**To do**
Repeat all of the data precisely.
■ ■ ■
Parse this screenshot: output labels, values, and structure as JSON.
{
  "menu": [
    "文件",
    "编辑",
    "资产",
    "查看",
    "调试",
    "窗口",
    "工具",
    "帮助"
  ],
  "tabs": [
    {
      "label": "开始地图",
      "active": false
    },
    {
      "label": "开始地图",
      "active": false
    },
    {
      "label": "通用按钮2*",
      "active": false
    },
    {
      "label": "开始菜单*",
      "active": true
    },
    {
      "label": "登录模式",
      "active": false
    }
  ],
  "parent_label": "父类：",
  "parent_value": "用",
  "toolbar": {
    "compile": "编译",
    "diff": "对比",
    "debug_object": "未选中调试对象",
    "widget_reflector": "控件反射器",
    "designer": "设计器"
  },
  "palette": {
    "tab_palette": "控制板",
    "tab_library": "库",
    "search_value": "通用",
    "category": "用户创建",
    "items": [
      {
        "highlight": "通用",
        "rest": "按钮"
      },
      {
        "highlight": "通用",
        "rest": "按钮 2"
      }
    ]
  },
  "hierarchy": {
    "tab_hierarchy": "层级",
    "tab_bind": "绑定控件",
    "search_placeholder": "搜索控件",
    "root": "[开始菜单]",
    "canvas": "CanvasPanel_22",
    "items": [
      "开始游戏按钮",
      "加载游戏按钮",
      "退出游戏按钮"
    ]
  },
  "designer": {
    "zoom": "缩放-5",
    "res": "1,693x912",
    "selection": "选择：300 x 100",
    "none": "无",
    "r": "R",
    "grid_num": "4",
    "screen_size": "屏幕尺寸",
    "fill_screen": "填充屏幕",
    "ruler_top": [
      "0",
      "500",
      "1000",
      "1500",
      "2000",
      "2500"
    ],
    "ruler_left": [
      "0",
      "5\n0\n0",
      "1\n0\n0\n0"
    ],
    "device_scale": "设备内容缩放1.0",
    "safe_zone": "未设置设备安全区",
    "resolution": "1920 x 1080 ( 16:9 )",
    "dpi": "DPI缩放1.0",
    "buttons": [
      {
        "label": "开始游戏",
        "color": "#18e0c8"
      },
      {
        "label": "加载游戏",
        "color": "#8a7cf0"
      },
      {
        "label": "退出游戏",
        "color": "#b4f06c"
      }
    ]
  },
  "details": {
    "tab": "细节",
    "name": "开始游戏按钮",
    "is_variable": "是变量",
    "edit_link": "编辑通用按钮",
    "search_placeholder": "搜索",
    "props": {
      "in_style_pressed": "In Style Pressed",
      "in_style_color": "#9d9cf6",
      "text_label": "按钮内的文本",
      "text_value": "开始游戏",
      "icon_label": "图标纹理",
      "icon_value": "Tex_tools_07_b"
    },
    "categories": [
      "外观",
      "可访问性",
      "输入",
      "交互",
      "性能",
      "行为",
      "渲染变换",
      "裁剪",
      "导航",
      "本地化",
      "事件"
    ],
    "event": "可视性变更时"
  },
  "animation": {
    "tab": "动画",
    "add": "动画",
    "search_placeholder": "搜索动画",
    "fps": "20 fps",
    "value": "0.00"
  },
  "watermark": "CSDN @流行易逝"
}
■ ■ ■
**Full answer**
Parse this screenshot: output labels, values, and structure as JSON.
{
  "menu": [
    "文件",
    "编辑",
    "资产",
    "查看",
    "调试",
    "窗口",
    "工具",
    "帮助"
  ],
  "tabs": [
    {
      "label": "开始地图",
      "active": false
    },
    {
      "label": "开始地图",
      "active": false
    },
    {
      "label": "通用按钮2*",
      "active": false
    },
    {
      "label": "开始菜单*",
      "active": true
    },
    {
      "label": "登录模式",
      "active": false
    }
  ],
  "parent_label": "父类：",
  "parent_value": "用",
  "toolbar": {
    "compile": "编译",
    "diff": "对比",
    "debug_object": "未选中调试对象",
    "widget_reflector": "控件反射器",
    "designer": "设计器"
  },
  "palette": {
    "tab_palette": "控制板",
    "tab_library": "库",
    "search_value": "通用",
    "category": "用户创建",
    "items": [
      {
        "highlight": "通用",
        "rest": "按钮"
      },
      {
        "highlight": "通用",
        "rest": "按钮 2"
      }
    ]
  },
  "hierarchy": {
    "tab_hierarchy": "层级",
    "tab_bind": "绑定控件",
    "search_placeholder": "搜索控件",
    "root": "[开始菜单]",
    "canvas": "CanvasPanel_22",
    "items": [
      "开始游戏按钮",
      "加载游戏按钮",
      "退出游戏按钮"
    ]
  },
  "designer": {
    "zoom": "缩放-5",
    "res": "1,693x912",
    "selection": "选择：300 x 100",
    "none": "无",
    "r": "R",
    "grid_num": "4",
    "screen_size": "屏幕尺寸",
    "fill_screen": "填充屏幕",
    "ruler_top": [
      "0",
      "500",
      "1000",
      "1500",
      "2000",
      "2500"
    ],
    "ruler_left": [
      "0",
      "5\n0\n0",
      "1\n0\n0\n0"
    ],
    "device_scale": "设备内容缩放1.0",
    "safe_zone": "未设置设备安全区",
    "resolution": "1920 x 1080 ( 16:9 )",
    "dpi": "DPI缩放1.0",
    "buttons": [
      {
        "label": "开始游戏",
        "color": "#18e0c8"
      },
      {
        "label": "加载游戏",
        "color": "#8a7cf0"
      },
      {
        "label": "退出游戏",
        "color": "#b4f06c"
      }
    ]
  },
  "details": {
    "tab": "细节",
    "name": "开始游戏按钮",
    "is_variable": "是变量",
    "edit_link": "编辑通用按钮",
    "search_placeholder": "搜索",
    "props": {
      "in_style_pressed": "In Style Pressed",
      "in_style_color": "#9d9cf6",
      "text_label": "按钮内的文本",
      "text_value": "开始游戏",
      "icon_label": "图标纹理",
      "icon_value": "Tex_tools_07_b"
    },
    "categories": [
      "外观",
      "可访问性",
      "输入",
      "交互",
      "性能",
      "行为",
      "渲染变换",
      "裁剪",
      "导航",
      "本地化",
      "事件"
    ],
    "event": "可视性变更时"
  },
  "animation": {
    "tab": "动画",
    "add": "动画",
    "search_placeholder": "搜索动画",
    "fps": "20 fps",
    "value": "0.00"
  },
  "watermark": "CSDN @流行易逝"
}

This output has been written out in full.